**THE EXERCISE:** Each entry below should be echoed exactly, with pictures omitted.

**LISTED RECORDS:**
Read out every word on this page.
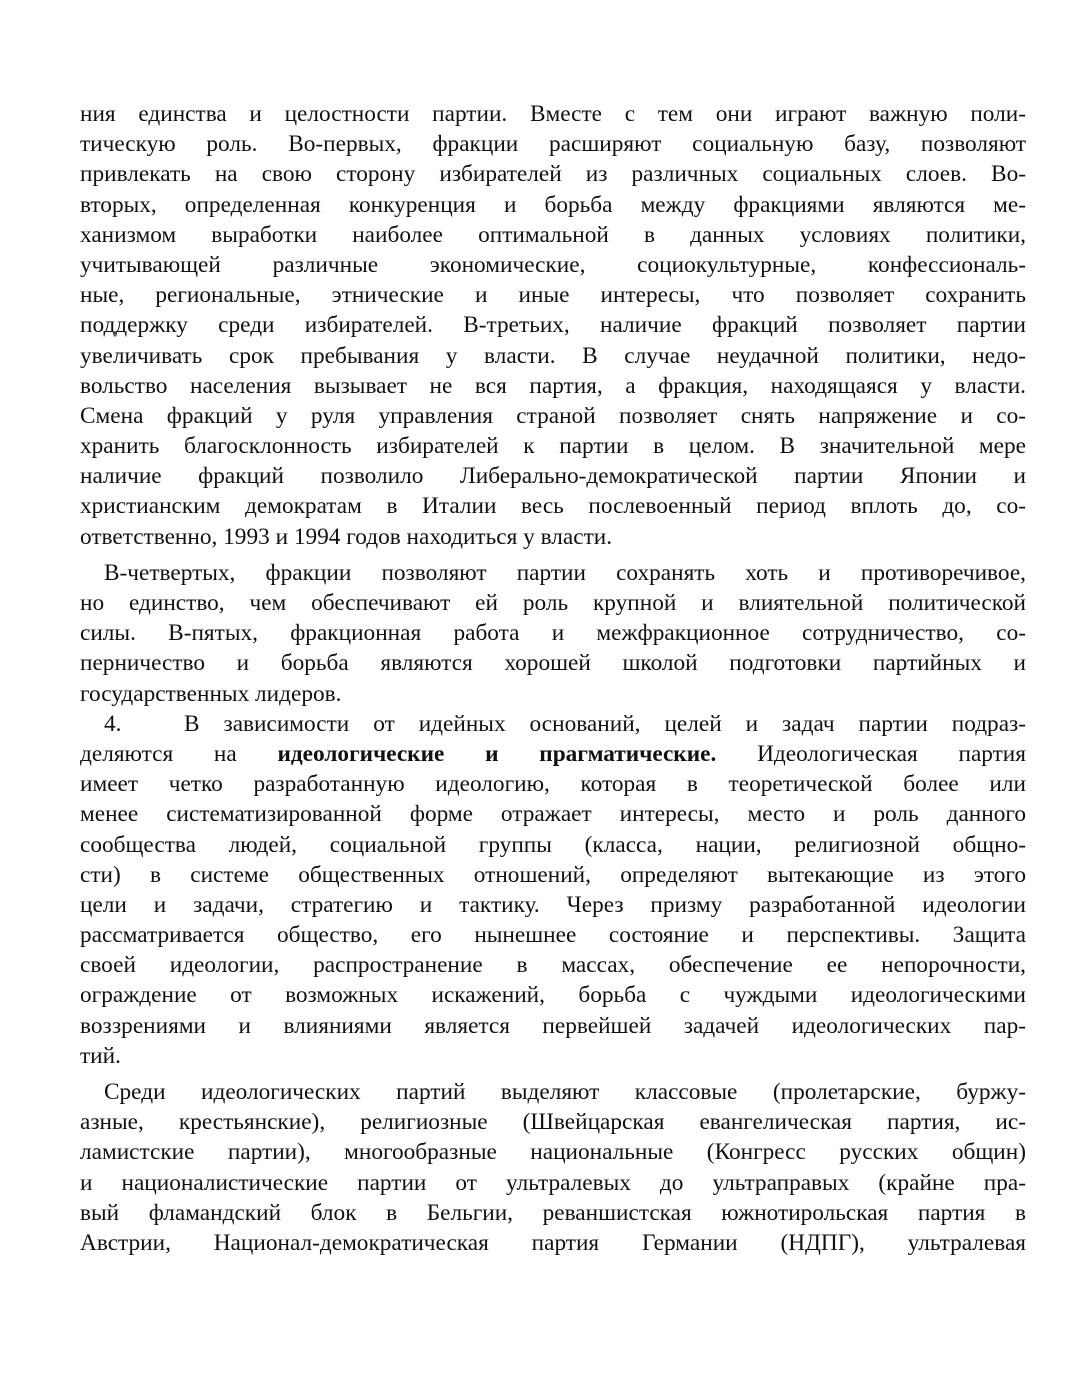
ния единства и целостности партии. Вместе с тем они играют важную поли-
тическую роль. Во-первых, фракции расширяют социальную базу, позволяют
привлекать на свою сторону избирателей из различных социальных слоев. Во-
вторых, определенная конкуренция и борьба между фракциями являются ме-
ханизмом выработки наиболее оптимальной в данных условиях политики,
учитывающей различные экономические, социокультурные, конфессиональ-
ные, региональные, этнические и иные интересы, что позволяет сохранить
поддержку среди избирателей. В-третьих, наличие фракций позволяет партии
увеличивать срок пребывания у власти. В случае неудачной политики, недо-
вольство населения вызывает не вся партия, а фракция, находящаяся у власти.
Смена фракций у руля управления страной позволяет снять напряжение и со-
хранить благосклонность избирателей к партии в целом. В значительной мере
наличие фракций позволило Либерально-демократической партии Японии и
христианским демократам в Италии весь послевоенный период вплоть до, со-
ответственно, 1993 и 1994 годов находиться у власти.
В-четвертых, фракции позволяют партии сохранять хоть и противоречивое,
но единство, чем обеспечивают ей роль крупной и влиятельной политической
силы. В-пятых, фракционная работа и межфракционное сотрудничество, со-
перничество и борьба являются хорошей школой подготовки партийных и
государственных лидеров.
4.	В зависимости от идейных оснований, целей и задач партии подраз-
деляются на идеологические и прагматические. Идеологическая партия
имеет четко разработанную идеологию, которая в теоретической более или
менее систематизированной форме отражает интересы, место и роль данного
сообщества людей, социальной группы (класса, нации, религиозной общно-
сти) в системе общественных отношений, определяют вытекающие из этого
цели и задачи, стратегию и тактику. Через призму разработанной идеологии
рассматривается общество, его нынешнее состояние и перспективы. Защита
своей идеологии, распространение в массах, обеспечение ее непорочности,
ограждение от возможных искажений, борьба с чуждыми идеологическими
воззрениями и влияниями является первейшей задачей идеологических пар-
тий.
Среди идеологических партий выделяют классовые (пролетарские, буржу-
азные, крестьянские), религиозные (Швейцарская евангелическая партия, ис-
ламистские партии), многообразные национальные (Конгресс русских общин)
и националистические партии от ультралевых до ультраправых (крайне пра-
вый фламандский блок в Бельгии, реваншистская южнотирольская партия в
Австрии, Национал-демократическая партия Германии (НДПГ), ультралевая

**SOLUTION FOR THIS PROBLEM:**
Read out every word on this page.
ния единства и целостности партии. Вместе с тем они играют важную поли-
тическую роль. Во-первых, фракции расширяют социальную базу, позволяют
привлекать на свою сторону избирателей из различных социальных слоев. Во-
вторых, определенная конкуренция и борьба между фракциями являются ме-
ханизмом выработки наиболее оптимальной в данных условиях политики,
учитывающей различные экономические, социокультурные, конфессиональ-
ные, региональные, этнические и иные интересы, что позволяет сохранить
поддержку среди избирателей. В-третьих, наличие фракций позволяет партии
увеличивать срок пребывания у власти. В случае неудачной политики, недо-
вольство населения вызывает не вся партия, а фракция, находящаяся у власти.
Смена фракций у руля управления страной позволяет снять напряжение и со-
хранить благосклонность избирателей к партии в целом. В значительной мере
наличие фракций позволило Либерально-демократической партии Японии и
христианским демократам в Италии весь послевоенный период вплоть до, со-
ответственно, 1993 и 1994 годов находиться у власти.
В-четвертых, фракции позволяют партии сохранять хоть и противоречивое,
но единство, чем обеспечивают ей роль крупной и влиятельной политической
силы. В-пятых, фракционная работа и межфракционное сотрудничество, со-
перничество и борьба являются хорошей школой подготовки партийных и
государственных лидеров.
4.	В зависимости от идейных оснований, целей и задач партии подраз-
деляются на идеологические и прагматические. Идеологическая партия
имеет четко разработанную идеологию, которая в теоретической более или
менее систематизированной форме отражает интересы, место и роль данного
сообщества людей, социальной группы (класса, нации, религиозной общно-
сти) в системе общественных отношений, определяют вытекающие из этого
цели и задачи, стратегию и тактику. Через призму разработанной идеологии
рассматривается общество, его нынешнее состояние и перспективы. Защита
своей идеологии, распространение в массах, обеспечение ее непорочности,
ограждение от возможных искажений, борьба с чуждыми идеологическими
воззрениями и влияниями является первейшей задачей идеологических пар-
тий.
Среди идеологических партий выделяют классовые (пролетарские, буржу-
азные, крестьянские), религиозные (Швейцарская евангелическая партия, ис-
ламистские партии), многообразные национальные (Конгресс русских общин)
и националистические партии от ультралевых до ультраправых (крайне пра-
вый фламандский блок в Бельгии, реваншистская южнотирольская партия в
Австрии, Национал-демократическая партия Германии (НДПГ), ультралевая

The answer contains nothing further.